Reproduce all lines of the listing below in which the word "ylabel" occurs.

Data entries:
<<<<
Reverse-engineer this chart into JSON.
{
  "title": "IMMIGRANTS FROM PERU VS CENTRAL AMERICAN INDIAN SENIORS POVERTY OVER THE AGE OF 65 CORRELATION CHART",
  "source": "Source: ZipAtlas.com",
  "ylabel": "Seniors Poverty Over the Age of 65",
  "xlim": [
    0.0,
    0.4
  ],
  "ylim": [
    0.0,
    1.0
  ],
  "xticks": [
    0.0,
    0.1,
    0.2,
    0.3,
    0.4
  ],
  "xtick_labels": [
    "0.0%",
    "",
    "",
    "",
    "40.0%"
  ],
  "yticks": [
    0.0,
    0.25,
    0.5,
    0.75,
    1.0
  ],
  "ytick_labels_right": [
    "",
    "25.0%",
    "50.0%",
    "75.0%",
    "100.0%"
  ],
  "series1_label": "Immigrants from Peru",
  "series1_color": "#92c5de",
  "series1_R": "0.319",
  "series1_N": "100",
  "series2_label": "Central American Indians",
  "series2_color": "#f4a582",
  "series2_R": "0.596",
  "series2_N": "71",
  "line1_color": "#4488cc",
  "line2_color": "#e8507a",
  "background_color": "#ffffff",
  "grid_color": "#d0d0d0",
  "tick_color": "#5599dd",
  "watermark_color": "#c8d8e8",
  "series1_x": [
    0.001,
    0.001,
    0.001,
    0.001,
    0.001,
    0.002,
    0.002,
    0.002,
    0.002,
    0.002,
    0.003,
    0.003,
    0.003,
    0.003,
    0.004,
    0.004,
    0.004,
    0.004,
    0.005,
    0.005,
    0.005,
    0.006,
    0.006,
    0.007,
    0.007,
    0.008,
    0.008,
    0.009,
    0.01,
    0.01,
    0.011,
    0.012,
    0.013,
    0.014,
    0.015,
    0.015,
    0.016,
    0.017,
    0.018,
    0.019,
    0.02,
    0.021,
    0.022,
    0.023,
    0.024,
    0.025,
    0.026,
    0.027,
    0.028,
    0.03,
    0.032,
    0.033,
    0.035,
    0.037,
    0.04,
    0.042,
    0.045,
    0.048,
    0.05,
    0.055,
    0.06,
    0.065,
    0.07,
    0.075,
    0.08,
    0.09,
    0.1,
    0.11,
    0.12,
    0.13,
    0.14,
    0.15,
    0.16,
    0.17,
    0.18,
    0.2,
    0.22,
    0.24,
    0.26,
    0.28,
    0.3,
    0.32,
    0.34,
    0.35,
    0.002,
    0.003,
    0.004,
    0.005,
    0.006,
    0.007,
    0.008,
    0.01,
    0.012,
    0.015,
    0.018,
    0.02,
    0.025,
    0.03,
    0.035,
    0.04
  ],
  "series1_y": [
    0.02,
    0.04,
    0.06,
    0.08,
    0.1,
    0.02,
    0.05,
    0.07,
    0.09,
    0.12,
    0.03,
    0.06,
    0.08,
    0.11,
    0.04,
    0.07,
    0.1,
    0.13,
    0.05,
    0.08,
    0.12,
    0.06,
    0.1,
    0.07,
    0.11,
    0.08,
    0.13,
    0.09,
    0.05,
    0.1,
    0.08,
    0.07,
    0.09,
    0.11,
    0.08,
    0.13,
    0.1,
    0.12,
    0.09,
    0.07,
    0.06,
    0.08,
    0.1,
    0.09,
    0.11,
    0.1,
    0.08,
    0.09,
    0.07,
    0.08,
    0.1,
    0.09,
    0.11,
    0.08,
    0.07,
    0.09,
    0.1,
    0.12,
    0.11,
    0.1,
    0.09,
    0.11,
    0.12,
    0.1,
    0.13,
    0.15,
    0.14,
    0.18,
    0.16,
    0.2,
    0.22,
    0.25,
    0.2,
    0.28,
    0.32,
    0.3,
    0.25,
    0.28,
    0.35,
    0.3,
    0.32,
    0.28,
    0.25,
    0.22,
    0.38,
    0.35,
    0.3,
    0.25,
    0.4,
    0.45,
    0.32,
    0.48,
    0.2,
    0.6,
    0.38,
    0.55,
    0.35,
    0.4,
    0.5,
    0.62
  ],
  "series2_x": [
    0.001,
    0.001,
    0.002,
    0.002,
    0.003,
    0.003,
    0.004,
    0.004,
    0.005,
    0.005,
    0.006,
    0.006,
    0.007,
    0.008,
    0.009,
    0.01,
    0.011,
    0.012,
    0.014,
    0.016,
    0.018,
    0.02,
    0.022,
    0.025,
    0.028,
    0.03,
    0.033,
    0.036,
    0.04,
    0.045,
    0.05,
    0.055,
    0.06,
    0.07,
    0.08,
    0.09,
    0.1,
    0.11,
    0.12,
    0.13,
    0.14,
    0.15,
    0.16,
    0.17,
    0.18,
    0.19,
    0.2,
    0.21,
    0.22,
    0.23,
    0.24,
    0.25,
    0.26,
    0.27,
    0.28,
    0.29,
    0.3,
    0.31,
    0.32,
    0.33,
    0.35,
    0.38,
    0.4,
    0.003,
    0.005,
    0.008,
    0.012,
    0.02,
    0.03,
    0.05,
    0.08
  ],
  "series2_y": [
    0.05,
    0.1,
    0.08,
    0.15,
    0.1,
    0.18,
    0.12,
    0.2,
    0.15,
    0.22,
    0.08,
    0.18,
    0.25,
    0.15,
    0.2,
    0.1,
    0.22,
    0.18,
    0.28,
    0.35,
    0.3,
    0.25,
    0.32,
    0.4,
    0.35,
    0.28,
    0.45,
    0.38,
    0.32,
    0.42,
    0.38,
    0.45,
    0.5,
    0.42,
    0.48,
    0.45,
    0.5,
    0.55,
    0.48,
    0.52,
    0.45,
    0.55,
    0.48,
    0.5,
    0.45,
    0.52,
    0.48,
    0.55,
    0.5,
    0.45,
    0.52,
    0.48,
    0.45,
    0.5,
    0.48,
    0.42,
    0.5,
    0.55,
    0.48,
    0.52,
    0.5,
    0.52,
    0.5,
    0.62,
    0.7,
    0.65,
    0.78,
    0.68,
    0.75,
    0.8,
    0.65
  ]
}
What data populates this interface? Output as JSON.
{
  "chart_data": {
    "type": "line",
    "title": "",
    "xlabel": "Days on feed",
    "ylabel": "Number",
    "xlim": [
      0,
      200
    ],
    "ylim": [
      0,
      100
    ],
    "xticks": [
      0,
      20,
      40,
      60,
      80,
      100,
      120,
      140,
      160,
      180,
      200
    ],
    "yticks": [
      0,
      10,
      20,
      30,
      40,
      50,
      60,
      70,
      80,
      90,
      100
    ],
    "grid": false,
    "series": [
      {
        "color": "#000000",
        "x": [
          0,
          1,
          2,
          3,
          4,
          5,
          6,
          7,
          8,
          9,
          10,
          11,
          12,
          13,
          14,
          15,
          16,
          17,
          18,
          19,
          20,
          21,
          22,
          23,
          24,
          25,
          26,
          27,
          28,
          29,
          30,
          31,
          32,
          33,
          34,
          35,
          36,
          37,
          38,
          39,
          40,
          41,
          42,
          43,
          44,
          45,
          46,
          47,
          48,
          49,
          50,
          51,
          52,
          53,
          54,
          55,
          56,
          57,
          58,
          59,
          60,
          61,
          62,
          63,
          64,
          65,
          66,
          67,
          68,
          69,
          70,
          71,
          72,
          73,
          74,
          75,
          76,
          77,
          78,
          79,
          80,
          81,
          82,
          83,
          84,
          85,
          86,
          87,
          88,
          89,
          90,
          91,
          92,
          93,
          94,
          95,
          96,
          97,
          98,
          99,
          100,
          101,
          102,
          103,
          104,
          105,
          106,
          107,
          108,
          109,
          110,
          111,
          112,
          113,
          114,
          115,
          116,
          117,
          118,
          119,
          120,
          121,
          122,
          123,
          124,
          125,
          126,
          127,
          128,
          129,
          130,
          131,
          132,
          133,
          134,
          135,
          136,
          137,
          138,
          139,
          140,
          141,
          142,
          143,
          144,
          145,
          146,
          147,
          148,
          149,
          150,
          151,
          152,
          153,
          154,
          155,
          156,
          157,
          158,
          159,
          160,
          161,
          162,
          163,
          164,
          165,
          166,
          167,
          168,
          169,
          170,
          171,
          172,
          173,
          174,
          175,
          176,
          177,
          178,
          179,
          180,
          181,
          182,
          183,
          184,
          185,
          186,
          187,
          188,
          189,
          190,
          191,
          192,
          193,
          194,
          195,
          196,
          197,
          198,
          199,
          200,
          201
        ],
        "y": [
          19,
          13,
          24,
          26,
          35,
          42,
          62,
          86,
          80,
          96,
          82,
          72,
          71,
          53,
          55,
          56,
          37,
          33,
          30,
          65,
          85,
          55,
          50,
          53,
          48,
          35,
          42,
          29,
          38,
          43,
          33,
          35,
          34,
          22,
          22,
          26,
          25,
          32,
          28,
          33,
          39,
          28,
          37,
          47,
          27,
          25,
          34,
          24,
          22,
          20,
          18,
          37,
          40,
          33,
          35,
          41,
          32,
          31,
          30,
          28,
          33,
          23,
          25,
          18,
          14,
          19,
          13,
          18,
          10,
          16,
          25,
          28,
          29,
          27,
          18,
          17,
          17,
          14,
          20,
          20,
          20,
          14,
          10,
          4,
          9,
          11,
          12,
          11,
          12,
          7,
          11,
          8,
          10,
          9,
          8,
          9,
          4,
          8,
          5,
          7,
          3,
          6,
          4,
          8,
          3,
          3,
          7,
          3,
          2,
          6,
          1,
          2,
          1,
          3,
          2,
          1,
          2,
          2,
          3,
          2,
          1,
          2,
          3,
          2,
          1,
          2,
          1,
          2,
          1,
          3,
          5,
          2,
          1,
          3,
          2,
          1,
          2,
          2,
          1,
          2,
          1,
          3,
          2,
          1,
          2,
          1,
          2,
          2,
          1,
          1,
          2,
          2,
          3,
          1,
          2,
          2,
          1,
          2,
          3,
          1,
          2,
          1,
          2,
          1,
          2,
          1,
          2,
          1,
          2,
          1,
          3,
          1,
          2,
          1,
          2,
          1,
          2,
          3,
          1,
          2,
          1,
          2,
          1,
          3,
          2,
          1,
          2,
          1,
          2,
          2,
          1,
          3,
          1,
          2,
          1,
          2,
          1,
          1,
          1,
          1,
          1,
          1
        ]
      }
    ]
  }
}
>>>>
=== RIGHT ANSWER ===
  "ylabel": "Seniors Poverty Over the Age of 65",
    "ylabel": "Number",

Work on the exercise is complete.